■ **GOAL**
Type every record exactly as it appears.
<<<<
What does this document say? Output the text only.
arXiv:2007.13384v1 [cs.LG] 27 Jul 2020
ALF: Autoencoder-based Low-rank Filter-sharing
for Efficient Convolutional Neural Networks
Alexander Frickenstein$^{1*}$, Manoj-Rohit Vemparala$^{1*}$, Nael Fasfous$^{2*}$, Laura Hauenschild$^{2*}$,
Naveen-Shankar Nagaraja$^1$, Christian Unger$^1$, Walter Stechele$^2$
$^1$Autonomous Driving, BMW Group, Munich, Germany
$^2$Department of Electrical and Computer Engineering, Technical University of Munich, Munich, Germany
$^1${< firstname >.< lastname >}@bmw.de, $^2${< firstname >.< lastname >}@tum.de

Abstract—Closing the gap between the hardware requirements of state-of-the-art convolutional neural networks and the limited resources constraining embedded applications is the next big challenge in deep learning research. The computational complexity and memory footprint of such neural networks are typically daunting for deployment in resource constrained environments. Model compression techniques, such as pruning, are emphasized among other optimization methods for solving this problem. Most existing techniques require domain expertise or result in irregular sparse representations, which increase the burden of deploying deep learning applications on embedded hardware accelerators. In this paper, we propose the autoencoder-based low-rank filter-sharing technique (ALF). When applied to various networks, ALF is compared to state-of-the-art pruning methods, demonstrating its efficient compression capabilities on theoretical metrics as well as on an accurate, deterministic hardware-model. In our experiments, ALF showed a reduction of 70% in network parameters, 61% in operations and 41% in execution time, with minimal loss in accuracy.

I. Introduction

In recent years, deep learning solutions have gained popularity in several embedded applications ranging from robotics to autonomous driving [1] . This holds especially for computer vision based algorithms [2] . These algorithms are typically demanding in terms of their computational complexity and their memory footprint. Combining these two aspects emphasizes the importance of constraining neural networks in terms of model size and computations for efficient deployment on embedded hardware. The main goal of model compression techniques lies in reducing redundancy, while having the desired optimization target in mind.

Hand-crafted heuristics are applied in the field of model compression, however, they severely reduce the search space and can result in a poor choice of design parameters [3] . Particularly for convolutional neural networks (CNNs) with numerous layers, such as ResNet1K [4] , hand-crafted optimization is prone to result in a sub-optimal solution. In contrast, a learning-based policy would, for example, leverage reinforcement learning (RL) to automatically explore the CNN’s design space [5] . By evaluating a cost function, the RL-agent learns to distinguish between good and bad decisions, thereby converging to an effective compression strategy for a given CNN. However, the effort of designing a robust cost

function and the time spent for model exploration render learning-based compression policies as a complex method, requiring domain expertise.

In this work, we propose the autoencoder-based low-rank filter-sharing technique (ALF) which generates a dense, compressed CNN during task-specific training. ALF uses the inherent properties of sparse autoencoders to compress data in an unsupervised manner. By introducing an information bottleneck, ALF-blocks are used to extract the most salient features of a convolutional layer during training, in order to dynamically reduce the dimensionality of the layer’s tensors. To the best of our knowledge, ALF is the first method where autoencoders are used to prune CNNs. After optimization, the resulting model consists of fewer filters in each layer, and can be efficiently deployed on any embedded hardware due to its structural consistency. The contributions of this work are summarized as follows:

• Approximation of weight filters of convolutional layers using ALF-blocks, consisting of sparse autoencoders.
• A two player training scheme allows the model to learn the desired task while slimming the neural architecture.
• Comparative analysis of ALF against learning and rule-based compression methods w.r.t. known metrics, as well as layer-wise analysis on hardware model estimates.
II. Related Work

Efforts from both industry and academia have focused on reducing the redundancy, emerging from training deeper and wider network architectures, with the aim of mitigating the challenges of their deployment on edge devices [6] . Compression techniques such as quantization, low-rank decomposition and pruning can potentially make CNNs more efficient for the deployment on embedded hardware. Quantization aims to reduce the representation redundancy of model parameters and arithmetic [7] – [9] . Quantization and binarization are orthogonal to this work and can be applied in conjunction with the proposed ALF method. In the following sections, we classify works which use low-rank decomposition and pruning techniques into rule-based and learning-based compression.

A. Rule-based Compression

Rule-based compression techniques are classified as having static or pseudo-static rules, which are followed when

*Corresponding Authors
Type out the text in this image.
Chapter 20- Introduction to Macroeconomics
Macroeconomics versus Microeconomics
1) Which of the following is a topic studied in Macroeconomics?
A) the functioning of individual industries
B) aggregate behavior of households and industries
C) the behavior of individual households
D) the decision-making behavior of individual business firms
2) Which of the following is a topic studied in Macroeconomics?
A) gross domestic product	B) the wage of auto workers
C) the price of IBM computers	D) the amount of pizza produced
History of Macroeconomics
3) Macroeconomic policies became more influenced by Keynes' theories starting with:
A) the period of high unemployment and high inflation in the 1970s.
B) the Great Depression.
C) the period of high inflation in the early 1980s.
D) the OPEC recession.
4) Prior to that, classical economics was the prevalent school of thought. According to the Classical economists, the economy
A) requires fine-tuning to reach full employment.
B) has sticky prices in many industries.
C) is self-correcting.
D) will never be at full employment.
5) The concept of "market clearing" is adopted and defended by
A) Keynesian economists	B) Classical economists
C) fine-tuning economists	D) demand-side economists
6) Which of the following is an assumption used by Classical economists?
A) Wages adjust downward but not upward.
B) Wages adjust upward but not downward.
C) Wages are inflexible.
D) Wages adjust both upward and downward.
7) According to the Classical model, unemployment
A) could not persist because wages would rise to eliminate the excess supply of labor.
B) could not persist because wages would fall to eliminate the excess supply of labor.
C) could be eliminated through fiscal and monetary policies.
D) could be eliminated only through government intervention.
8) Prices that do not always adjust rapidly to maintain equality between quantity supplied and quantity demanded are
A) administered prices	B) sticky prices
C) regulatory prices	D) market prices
>>>>
■ **TASK ANSWER**
What does this document say? Output the text only.
arXiv:2007.13384v1 [cs.LG] 27 Jul 2020
ALF: Autoencoder-based Low-rank Filter-sharing
for Efficient Convolutional Neural Networks
Alexander Frickenstein$^{1*}$, Manoj-Rohit Vemparala$^{1*}$, Nael Fasfous$^{2*}$, Laura Hauenschild$^{2*}$,
Naveen-Shankar Nagaraja$^1$, Christian Unger$^1$, Walter Stechele$^2$
$^1$Autonomous Driving, BMW Group, Munich, Germany
$^2$Department of Electrical and Computer Engineering, Technical University of Munich, Munich, Germany
$^1${< firstname >.< lastname >}@bmw.de, $^2${< firstname >.< lastname >}@tum.de

Abstract—Closing the gap between the hardware requirements of state-of-the-art convolutional neural networks and the limited resources constraining embedded applications is the next big challenge in deep learning research. The computational complexity and memory footprint of such neural networks are typically daunting for deployment in resource constrained environments. Model compression techniques, such as pruning, are emphasized among other optimization methods for solving this problem. Most existing techniques require domain expertise or result in irregular sparse representations, which increase the burden of deploying deep learning applications on embedded hardware accelerators. In this paper, we propose the autoencoder-based low-rank filter-sharing technique (ALF). When applied to various networks, ALF is compared to state-of-the-art pruning methods, demonstrating its efficient compression capabilities on theoretical metrics as well as on an accurate, deterministic hardware-model. In our experiments, ALF showed a reduction of 70% in network parameters, 61% in operations and 41% in execution time, with minimal loss in accuracy.

I. Introduction

In recent years, deep learning solutions have gained popularity in several embedded applications ranging from robotics to autonomous driving [1] . This holds especially for computer vision based algorithms [2] . These algorithms are typically demanding in terms of their computational complexity and their memory footprint. Combining these two aspects emphasizes the importance of constraining neural networks in terms of model size and computations for efficient deployment on embedded hardware. The main goal of model compression techniques lies in reducing redundancy, while having the desired optimization target in mind.

Hand-crafted heuristics are applied in the field of model compression, however, they severely reduce the search space and can result in a poor choice of design parameters [3] . Particularly for convolutional neural networks (CNNs) with numerous layers, such as ResNet1K [4] , hand-crafted optimization is prone to result in a sub-optimal solution. In contrast, a learning-based policy would, for example, leverage reinforcement learning (RL) to automatically explore the CNN’s design space [5] . By evaluating a cost function, the RL-agent learns to distinguish between good and bad decisions, thereby converging to an effective compression strategy for a given CNN. However, the effort of designing a robust cost

function and the time spent for model exploration render learning-based compression policies as a complex method, requiring domain expertise.

In this work, we propose the autoencoder-based low-rank filter-sharing technique (ALF) which generates a dense, compressed CNN during task-specific training. ALF uses the inherent properties of sparse autoencoders to compress data in an unsupervised manner. By introducing an information bottleneck, ALF-blocks are used to extract the most salient features of a convolutional layer during training, in order to dynamically reduce the dimensionality of the layer’s tensors. To the best of our knowledge, ALF is the first method where autoencoders are used to prune CNNs. After optimization, the resulting model consists of fewer filters in each layer, and can be efficiently deployed on any embedded hardware due to its structural consistency. The contributions of this work are summarized as follows:

• Approximation of weight filters of convolutional layers using ALF-blocks, consisting of sparse autoencoders.
• A two player training scheme allows the model to learn the desired task while slimming the neural architecture.
• Comparative analysis of ALF against learning and rule-based compression methods w.r.t. known metrics, as well as layer-wise analysis on hardware model estimates.
II. Related Work

Efforts from both industry and academia have focused on reducing the redundancy, emerging from training deeper and wider network architectures, with the aim of mitigating the challenges of their deployment on edge devices [6] . Compression techniques such as quantization, low-rank decomposition and pruning can potentially make CNNs more efficient for the deployment on embedded hardware. Quantization aims to reduce the representation redundancy of model parameters and arithmetic [7] – [9] . Quantization and binarization are orthogonal to this work and can be applied in conjunction with the proposed ALF method. In the following sections, we classify works which use low-rank decomposition and pruning techniques into rule-based and learning-based compression.

A. Rule-based Compression

Rule-based compression techniques are classified as having static or pseudo-static rules, which are followed when

*Corresponding Authors
Type out the text in this image.
Chapter 20- Introduction to Macroeconomics
Macroeconomics versus Microeconomics
1) Which of the following is a topic studied in Macroeconomics?
A) the functioning of individual industries
B) aggregate behavior of households and industries
C) the behavior of individual households
D) the decision-making behavior of individual business firms
2) Which of the following is a topic studied in Macroeconomics?
A) gross domestic product	B) the wage of auto workers
C) the price of IBM computers	D) the amount of pizza produced
History of Macroeconomics
3) Macroeconomic policies became more influenced by Keynes' theories starting with:
A) the period of high unemployment and high inflation in the 1970s.
B) the Great Depression.
C) the period of high inflation in the early 1980s.
D) the OPEC recession.
4) Prior to that, classical economics was the prevalent school of thought. According to the Classical economists, the economy
A) requires fine-tuning to reach full employment.
B) has sticky prices in many industries.
C) is self-correcting.
D) will never be at full employment.
5) The concept of "market clearing" is adopted and defended by
A) Keynesian economists	B) Classical economists
C) fine-tuning economists	D) demand-side economists
6) Which of the following is an assumption used by Classical economists?
A) Wages adjust downward but not upward.
B) Wages adjust upward but not downward.
C) Wages are inflexible.
D) Wages adjust both upward and downward.
7) According to the Classical model, unemployment
A) could not persist because wages would rise to eliminate the excess supply of labor.
B) could not persist because wages would fall to eliminate the excess supply of labor.
C) could be eliminated through fiscal and monetary policies.
D) could be eliminated only through government intervention.
8) Prices that do not always adjust rapidly to maintain equality between quantity supplied and quantity demanded are
A) administered prices	B) sticky prices
C) regulatory prices	D) market prices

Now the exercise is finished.